— START OF Supplied material —
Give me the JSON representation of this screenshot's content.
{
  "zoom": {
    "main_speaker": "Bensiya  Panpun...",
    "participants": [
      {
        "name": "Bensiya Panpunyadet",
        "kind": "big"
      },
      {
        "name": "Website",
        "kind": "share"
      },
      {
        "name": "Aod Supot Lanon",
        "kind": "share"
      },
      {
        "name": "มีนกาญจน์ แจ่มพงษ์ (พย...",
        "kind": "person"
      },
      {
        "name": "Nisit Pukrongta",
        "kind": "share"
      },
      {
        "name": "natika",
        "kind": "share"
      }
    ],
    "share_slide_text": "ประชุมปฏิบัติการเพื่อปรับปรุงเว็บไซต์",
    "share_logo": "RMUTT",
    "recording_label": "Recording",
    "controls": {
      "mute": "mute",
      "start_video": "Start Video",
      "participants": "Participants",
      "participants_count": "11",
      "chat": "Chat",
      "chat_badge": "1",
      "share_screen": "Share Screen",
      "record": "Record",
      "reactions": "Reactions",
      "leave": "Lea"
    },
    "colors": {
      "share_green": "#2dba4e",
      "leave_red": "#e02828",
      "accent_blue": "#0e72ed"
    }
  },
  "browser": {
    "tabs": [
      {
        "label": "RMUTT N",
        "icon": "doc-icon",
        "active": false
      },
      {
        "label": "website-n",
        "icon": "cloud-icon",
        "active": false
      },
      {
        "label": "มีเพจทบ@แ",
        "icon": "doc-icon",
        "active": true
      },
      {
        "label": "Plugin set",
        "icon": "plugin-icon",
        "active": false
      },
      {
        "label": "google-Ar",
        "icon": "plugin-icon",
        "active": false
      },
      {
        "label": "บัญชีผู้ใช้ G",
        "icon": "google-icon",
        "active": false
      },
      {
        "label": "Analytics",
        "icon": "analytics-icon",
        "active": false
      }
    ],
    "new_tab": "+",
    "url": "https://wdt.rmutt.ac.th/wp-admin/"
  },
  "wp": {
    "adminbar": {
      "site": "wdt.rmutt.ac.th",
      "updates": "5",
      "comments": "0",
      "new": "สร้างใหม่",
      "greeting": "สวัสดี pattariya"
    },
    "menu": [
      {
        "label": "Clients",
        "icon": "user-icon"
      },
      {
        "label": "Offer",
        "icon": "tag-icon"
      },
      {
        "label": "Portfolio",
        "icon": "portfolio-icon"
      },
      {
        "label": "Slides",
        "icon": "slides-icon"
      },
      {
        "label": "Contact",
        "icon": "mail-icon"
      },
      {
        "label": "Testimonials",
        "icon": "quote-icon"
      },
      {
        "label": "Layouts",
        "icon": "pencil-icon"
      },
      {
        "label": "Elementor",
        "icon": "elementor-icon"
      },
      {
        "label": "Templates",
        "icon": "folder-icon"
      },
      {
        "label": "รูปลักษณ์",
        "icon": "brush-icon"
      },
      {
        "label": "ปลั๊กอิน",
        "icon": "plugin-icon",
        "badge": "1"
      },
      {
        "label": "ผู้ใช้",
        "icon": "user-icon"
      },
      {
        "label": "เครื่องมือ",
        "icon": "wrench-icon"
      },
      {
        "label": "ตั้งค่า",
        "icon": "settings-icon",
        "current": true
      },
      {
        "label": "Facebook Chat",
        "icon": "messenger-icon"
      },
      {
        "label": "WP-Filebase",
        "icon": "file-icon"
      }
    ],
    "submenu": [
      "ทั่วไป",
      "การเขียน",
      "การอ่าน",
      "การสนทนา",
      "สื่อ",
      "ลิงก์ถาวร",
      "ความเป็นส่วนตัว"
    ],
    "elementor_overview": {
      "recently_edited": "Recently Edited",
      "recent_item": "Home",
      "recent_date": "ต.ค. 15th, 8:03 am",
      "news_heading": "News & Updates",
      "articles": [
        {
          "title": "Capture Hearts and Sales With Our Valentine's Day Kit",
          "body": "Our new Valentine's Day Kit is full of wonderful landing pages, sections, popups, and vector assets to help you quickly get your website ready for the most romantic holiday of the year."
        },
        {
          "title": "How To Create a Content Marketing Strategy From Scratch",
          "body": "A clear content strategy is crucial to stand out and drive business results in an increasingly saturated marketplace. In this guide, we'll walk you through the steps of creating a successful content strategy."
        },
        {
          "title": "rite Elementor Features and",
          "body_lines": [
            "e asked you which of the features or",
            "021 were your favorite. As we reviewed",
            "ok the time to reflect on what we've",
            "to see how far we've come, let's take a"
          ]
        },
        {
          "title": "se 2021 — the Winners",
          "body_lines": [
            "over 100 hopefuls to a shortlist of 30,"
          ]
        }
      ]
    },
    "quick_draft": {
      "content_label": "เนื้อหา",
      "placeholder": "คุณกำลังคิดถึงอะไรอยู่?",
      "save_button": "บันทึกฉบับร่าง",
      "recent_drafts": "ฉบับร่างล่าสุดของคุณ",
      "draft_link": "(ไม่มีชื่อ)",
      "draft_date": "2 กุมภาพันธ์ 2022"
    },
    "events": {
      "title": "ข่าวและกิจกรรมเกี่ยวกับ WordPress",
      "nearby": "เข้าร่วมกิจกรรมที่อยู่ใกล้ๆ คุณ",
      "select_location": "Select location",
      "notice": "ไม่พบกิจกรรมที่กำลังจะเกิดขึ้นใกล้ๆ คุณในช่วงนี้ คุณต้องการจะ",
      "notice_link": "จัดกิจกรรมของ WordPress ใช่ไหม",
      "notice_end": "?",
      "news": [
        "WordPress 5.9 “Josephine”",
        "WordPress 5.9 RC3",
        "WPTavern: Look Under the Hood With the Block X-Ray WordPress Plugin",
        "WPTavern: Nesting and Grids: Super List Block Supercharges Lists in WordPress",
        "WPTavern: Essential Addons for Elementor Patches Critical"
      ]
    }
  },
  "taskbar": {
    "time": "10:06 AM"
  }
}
— END OF Supplied material —
What is asked =>
Output every entry shown above, exactly.

Exercise response =>
Give me the JSON representation of this screenshot's content.
{
  "zoom": {
    "main_speaker": "Bensiya  Panpun...",
    "participants": [
      {
        "name": "Bensiya Panpunyadet",
        "kind": "big"
      },
      {
        "name": "Website",
        "kind": "share"
      },
      {
        "name": "Aod Supot Lanon",
        "kind": "share"
      },
      {
        "name": "มีนกาญจน์ แจ่มพงษ์ (พย...",
        "kind": "person"
      },
      {
        "name": "Nisit Pukrongta",
        "kind": "share"
      },
      {
        "name": "natika",
        "kind": "share"
      }
    ],
    "share_slide_text": "ประชุมปฏิบัติการเพื่อปรับปรุงเว็บไซต์",
    "share_logo": "RMUTT",
    "recording_label": "Recording",
    "controls": {
      "mute": "mute",
      "start_video": "Start Video",
      "participants": "Participants",
      "participants_count": "11",
      "chat": "Chat",
      "chat_badge": "1",
      "share_screen": "Share Screen",
      "record": "Record",
      "reactions": "Reactions",
      "leave": "Lea"
    },
    "colors": {
      "share_green": "#2dba4e",
      "leave_red": "#e02828",
      "accent_blue": "#0e72ed"
    }
  },
  "browser": {
    "tabs": [
      {
        "label": "RMUTT N",
        "icon": "doc-icon",
        "active": false
      },
      {
        "label": "website-n",
        "icon": "cloud-icon",
        "active": false
      },
      {
        "label": "มีเพจทบ@แ",
        "icon": "doc-icon",
        "active": true
      },
      {
        "label": "Plugin set",
        "icon": "plugin-icon",
        "active": false
      },
      {
        "label": "google-Ar",
        "icon": "plugin-icon",
        "active": false
      },
      {
        "label": "บัญชีผู้ใช้ G",
        "icon": "google-icon",
        "active": false
      },
      {
        "label": "Analytics",
        "icon": "analytics-icon",
        "active": false
      }
    ],
    "new_tab": "+",
    "url": "https://wdt.rmutt.ac.th/wp-admin/"
  },
  "wp": {
    "adminbar": {
      "site": "wdt.rmutt.ac.th",
      "updates": "5",
      "comments": "0",
      "new": "สร้างใหม่",
      "greeting": "สวัสดี pattariya"
    },
    "menu": [
      {
        "label": "Clients",
        "icon": "user-icon"
      },
      {
        "label": "Offer",
        "icon": "tag-icon"
      },
      {
        "label": "Portfolio",
        "icon": "portfolio-icon"
      },
      {
        "label": "Slides",
        "icon": "slides-icon"
      },
      {
        "label": "Contact",
        "icon": "mail-icon"
      },
      {
        "label": "Testimonials",
        "icon": "quote-icon"
      },
      {
        "label": "Layouts",
        "icon": "pencil-icon"
      },
      {
        "label": "Elementor",
        "icon": "elementor-icon"
      },
      {
        "label": "Templates",
        "icon": "folder-icon"
      },
      {
        "label": "รูปลักษณ์",
        "icon": "brush-icon"
      },
      {
        "label": "ปลั๊กอิน",
        "icon": "plugin-icon",
        "badge": "1"
      },
      {
        "label": "ผู้ใช้",
        "icon": "user-icon"
      },
      {
        "label": "เครื่องมือ",
        "icon": "wrench-icon"
      },
      {
        "label": "ตั้งค่า",
        "icon": "settings-icon",
        "current": true
      },
      {
        "label": "Facebook Chat",
        "icon": "messenger-icon"
      },
      {
        "label": "WP-Filebase",
        "icon": "file-icon"
      }
    ],
    "submenu": [
      "ทั่วไป",
      "การเขียน",
      "การอ่าน",
      "การสนทนา",
      "สื่อ",
      "ลิงก์ถาวร",
      "ความเป็นส่วนตัว"
    ],
    "elementor_overview": {
      "recently_edited": "Recently Edited",
      "recent_item": "Home",
      "recent_date": "ต.ค. 15th, 8:03 am",
      "news_heading": "News & Updates",
      "articles": [
        {
          "title": "Capture Hearts and Sales With Our Valentine's Day Kit",
          "body": "Our new Valentine's Day Kit is full of wonderful landing pages, sections, popups, and vector assets to help you quickly get your website ready for the most romantic holiday of the year."
        },
        {
          "title": "How To Create a Content Marketing Strategy From Scratch",
          "body": "A clear content strategy is crucial to stand out and drive business results in an increasingly saturated marketplace. In this guide, we'll walk you through the steps of creating a successful content strategy."
        },
        {
          "title": "rite Elementor Features and",
          "body_lines": [
            "e asked you which of the features or",
            "021 were your favorite. As we reviewed",
            "ok the time to reflect on what we've",
            "to see how far we've come, let's take a"
          ]
        },
        {
          "title": "se 2021 — the Winners",
          "body_lines": [
            "over 100 hopefuls to a shortlist of 30,"
          ]
        }
      ]
    },
    "quick_draft": {
      "content_label": "เนื้อหา",
      "placeholder": "คุณกำลังคิดถึงอะไรอยู่?",
      "save_button": "บันทึกฉบับร่าง",
      "recent_drafts": "ฉบับร่างล่าสุดของคุณ",
      "draft_link": "(ไม่มีชื่อ)",
      "draft_date": "2 กุมภาพันธ์ 2022"
    },
    "events": {
      "title": "ข่าวและกิจกรรมเกี่ยวกับ WordPress",
      "nearby": "เข้าร่วมกิจกรรมที่อยู่ใกล้ๆ คุณ",
      "select_location": "Select location",
      "notice": "ไม่พบกิจกรรมที่กำลังจะเกิดขึ้นใกล้ๆ คุณในช่วงนี้ คุณต้องการจะ",
      "notice_link": "จัดกิจกรรมของ WordPress ใช่ไหม",
      "notice_end": "?",
      "news": [
        "WordPress 5.9 “Josephine”",
        "WordPress 5.9 RC3",
        "WPTavern: Look Under the Hood With the Block X-Ray WordPress Plugin",
        "WPTavern: Nesting and Grids: Super List Block Supercharges Lists in WordPress",
        "WPTavern: Essential Addons for Elementor Patches Critical"
      ]
    }
  },
  "taskbar": {
    "time": "10:06 AM"
  }
}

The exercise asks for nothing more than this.